**Work to complete:**
Restate the listing below word for word, omitting any images.

(Raw records)
————

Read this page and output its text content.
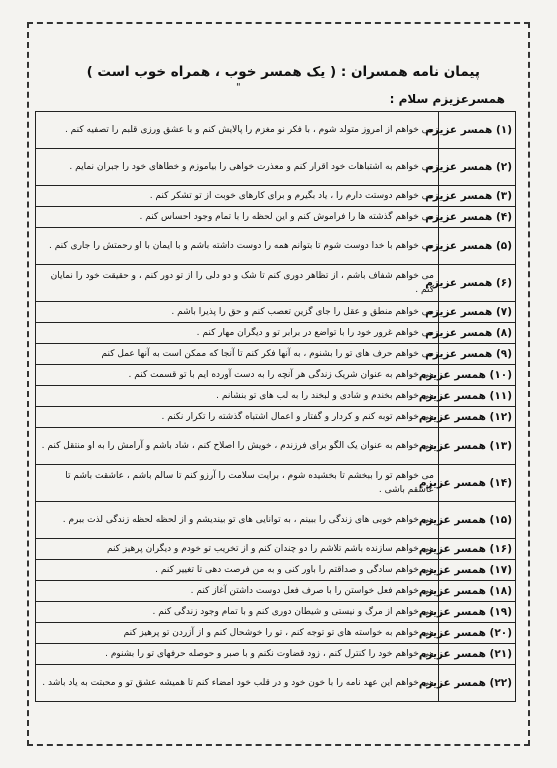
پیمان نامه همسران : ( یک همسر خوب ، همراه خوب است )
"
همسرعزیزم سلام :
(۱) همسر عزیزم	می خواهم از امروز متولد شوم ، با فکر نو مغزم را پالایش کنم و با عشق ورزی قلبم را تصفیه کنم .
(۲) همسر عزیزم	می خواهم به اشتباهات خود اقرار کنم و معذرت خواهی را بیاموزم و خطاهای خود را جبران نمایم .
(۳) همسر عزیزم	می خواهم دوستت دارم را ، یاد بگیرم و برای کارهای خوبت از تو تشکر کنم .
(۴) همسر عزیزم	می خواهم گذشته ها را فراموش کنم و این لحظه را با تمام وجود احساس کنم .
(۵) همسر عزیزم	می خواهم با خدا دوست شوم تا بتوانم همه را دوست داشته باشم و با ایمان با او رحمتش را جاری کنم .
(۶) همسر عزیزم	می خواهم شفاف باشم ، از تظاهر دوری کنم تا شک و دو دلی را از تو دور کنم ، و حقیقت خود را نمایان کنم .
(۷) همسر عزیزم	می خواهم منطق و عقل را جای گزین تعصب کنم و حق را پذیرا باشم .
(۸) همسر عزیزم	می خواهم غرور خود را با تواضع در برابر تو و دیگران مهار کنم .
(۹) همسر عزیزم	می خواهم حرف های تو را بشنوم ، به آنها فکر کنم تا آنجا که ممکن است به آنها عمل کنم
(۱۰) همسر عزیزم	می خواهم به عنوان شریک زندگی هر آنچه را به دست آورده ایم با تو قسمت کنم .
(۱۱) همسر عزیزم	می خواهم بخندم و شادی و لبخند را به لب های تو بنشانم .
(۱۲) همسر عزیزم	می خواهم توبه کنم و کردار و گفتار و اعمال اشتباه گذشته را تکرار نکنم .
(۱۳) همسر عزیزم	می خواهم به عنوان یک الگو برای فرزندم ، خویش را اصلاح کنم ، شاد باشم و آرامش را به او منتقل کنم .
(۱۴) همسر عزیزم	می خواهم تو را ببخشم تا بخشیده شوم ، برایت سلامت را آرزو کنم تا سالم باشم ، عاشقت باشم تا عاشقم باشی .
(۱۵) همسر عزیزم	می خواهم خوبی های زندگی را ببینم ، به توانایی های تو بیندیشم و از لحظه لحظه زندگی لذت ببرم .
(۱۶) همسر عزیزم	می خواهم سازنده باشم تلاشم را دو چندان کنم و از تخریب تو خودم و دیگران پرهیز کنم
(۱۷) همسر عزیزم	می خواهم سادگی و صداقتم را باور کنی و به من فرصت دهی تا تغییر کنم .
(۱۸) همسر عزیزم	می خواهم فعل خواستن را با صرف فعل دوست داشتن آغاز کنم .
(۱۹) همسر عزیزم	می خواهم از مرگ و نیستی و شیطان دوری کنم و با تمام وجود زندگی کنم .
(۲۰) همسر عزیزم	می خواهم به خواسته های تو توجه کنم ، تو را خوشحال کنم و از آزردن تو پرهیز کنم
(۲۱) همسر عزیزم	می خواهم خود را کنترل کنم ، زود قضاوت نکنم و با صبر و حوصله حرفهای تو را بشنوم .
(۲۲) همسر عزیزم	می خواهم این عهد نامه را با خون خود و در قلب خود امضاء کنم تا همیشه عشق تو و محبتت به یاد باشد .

————

**Task answer:**
Read this page and output its text content.
پیمان نامه همسران : ( یک همسر خوب ، همراه خوب است )
"
همسرعزیزم سلام :
(۱) همسر عزیزم	می خواهم از امروز متولد شوم ، با فکر نو مغزم را پالایش کنم و با عشق ورزی قلبم را تصفیه کنم .
(۲) همسر عزیزم	می خواهم به اشتباهات خود اقرار کنم و معذرت خواهی را بیاموزم و خطاهای خود را جبران نمایم .
(۳) همسر عزیزم	می خواهم دوستت دارم را ، یاد بگیرم و برای کارهای خوبت از تو تشکر کنم .
(۴) همسر عزیزم	می خواهم گذشته ها را فراموش کنم و این لحظه را با تمام وجود احساس کنم .
(۵) همسر عزیزم	می خواهم با خدا دوست شوم تا بتوانم همه را دوست داشته باشم و با ایمان با او رحمتش را جاری کنم .
(۶) همسر عزیزم	می خواهم شفاف باشم ، از تظاهر دوری کنم تا شک و دو دلی را از تو دور کنم ، و حقیقت خود را نمایان کنم .
(۷) همسر عزیزم	می خواهم منطق و عقل را جای گزین تعصب کنم و حق را پذیرا باشم .
(۸) همسر عزیزم	می خواهم غرور خود را با تواضع در برابر تو و دیگران مهار کنم .
(۹) همسر عزیزم	می خواهم حرف های تو را بشنوم ، به آنها فکر کنم تا آنجا که ممکن است به آنها عمل کنم
(۱۰) همسر عزیزم	می خواهم به عنوان شریک زندگی هر آنچه را به دست آورده ایم با تو قسمت کنم .
(۱۱) همسر عزیزم	می خواهم بخندم و شادی و لبخند را به لب های تو بنشانم .
(۱۲) همسر عزیزم	می خواهم توبه کنم و کردار و گفتار و اعمال اشتباه گذشته را تکرار نکنم .
(۱۳) همسر عزیزم	می خواهم به عنوان یک الگو برای فرزندم ، خویش را اصلاح کنم ، شاد باشم و آرامش را به او منتقل کنم .
(۱۴) همسر عزیزم	می خواهم تو را ببخشم تا بخشیده شوم ، برایت سلامت را آرزو کنم تا سالم باشم ، عاشقت باشم تا عاشقم باشی .
(۱۵) همسر عزیزم	می خواهم خوبی های زندگی را ببینم ، به توانایی های تو بیندیشم و از لحظه لحظه زندگی لذت ببرم .
(۱۶) همسر عزیزم	می خواهم سازنده باشم تلاشم را دو چندان کنم و از تخریب تو خودم و دیگران پرهیز کنم
(۱۷) همسر عزیزم	می خواهم سادگی و صداقتم را باور کنی و به من فرصت دهی تا تغییر کنم .
(۱۸) همسر عزیزم	می خواهم فعل خواستن را با صرف فعل دوست داشتن آغاز کنم .
(۱۹) همسر عزیزم	می خواهم از مرگ و نیستی و شیطان دوری کنم و با تمام وجود زندگی کنم .
(۲۰) همسر عزیزم	می خواهم به خواسته های تو توجه کنم ، تو را خوشحال کنم و از آزردن تو پرهیز کنم
(۲۱) همسر عزیزم	می خواهم خود را کنترل کنم ، زود قضاوت نکنم و با صبر و حوصله حرفهای تو را بشنوم .
(۲۲) همسر عزیزم	می خواهم این عهد نامه را با خون خود و در قلب خود امضاء کنم تا همیشه عشق تو و محبتت به یاد باشد .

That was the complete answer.